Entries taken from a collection
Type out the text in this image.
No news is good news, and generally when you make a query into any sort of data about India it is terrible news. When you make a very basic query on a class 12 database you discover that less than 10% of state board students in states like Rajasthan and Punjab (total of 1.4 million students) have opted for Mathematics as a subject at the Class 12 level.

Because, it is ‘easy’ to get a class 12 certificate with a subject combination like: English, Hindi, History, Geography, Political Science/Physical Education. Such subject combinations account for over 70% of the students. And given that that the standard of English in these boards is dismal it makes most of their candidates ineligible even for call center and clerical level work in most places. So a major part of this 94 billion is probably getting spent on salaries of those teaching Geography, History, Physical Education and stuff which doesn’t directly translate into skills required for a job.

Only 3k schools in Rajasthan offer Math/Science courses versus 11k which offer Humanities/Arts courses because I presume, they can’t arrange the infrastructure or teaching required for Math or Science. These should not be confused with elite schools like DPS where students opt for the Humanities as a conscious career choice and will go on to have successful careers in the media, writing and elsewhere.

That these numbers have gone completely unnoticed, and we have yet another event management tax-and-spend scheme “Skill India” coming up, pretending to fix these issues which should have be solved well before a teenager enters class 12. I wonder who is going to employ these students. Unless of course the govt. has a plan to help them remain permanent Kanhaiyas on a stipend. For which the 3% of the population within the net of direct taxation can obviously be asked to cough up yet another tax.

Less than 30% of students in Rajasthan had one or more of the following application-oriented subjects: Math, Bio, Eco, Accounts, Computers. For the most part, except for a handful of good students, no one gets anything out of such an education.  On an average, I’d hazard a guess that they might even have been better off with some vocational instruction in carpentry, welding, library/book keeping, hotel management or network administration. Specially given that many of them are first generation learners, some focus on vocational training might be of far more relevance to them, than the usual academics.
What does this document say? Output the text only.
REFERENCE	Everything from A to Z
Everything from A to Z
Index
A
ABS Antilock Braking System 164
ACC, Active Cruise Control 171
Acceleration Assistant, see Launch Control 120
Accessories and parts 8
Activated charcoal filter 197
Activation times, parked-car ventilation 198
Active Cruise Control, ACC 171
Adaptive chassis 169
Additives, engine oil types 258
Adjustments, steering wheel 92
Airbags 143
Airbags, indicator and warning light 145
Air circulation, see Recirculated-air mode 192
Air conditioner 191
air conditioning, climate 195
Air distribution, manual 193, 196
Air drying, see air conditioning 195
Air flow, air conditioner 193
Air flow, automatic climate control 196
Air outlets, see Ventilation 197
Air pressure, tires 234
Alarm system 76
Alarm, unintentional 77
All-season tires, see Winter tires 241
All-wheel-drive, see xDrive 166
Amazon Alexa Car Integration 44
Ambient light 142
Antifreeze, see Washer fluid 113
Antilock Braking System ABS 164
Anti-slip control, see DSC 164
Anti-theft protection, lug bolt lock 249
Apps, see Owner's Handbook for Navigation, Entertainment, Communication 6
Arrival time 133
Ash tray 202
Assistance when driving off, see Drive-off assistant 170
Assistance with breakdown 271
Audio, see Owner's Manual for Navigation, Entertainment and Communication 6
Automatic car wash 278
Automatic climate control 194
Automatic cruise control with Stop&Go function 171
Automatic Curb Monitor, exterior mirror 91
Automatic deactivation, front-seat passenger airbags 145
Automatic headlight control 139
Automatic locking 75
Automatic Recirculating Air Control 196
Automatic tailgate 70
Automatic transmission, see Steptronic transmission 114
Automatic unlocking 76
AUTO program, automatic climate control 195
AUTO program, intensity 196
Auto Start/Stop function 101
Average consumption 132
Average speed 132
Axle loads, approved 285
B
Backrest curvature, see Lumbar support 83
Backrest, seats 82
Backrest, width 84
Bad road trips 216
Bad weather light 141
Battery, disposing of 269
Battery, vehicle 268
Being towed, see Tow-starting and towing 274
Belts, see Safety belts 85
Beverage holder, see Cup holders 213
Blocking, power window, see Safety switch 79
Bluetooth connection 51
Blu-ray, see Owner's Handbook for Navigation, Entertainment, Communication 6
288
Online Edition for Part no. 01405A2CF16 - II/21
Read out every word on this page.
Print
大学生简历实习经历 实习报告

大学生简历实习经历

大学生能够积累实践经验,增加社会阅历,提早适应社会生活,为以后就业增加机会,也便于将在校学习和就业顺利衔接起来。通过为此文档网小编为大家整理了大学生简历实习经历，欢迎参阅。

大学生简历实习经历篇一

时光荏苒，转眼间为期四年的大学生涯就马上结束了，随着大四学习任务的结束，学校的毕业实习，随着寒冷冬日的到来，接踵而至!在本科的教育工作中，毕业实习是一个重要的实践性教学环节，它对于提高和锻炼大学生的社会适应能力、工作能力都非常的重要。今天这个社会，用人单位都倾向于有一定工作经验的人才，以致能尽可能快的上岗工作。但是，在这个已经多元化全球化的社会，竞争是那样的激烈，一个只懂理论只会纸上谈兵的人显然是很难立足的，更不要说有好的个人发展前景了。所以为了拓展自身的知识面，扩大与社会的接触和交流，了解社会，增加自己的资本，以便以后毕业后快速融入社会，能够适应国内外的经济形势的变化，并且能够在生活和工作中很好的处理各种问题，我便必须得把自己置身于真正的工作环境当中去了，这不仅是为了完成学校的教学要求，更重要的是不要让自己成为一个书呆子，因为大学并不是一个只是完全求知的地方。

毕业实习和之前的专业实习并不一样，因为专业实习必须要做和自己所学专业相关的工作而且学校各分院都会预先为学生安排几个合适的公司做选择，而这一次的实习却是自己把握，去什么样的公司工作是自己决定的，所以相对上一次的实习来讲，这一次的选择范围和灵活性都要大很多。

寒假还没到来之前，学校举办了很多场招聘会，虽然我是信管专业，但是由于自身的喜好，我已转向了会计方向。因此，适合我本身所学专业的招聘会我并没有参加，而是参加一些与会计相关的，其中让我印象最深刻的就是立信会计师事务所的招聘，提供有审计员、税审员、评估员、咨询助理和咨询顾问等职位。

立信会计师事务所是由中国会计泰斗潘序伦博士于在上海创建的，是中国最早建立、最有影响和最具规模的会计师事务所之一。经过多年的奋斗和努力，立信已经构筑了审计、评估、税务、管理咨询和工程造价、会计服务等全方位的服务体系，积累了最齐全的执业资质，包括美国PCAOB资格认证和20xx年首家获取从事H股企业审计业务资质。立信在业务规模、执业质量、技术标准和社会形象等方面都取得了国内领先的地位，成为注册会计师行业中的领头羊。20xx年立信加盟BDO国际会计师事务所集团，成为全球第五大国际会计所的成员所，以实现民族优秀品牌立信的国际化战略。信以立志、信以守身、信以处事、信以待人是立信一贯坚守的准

WHAT YOU HAVE TO DO: Where a line above includes "Owner", copy that line.

RESULT:
Apps, see Owner's Handbook for Navigation, Entertainment, Communication 6
Audio, see Owner's Manual for Navigation, Entertainment and Communication 6
Blu-ray, see Owner's Handbook for Navigation, Entertainment, Communication 6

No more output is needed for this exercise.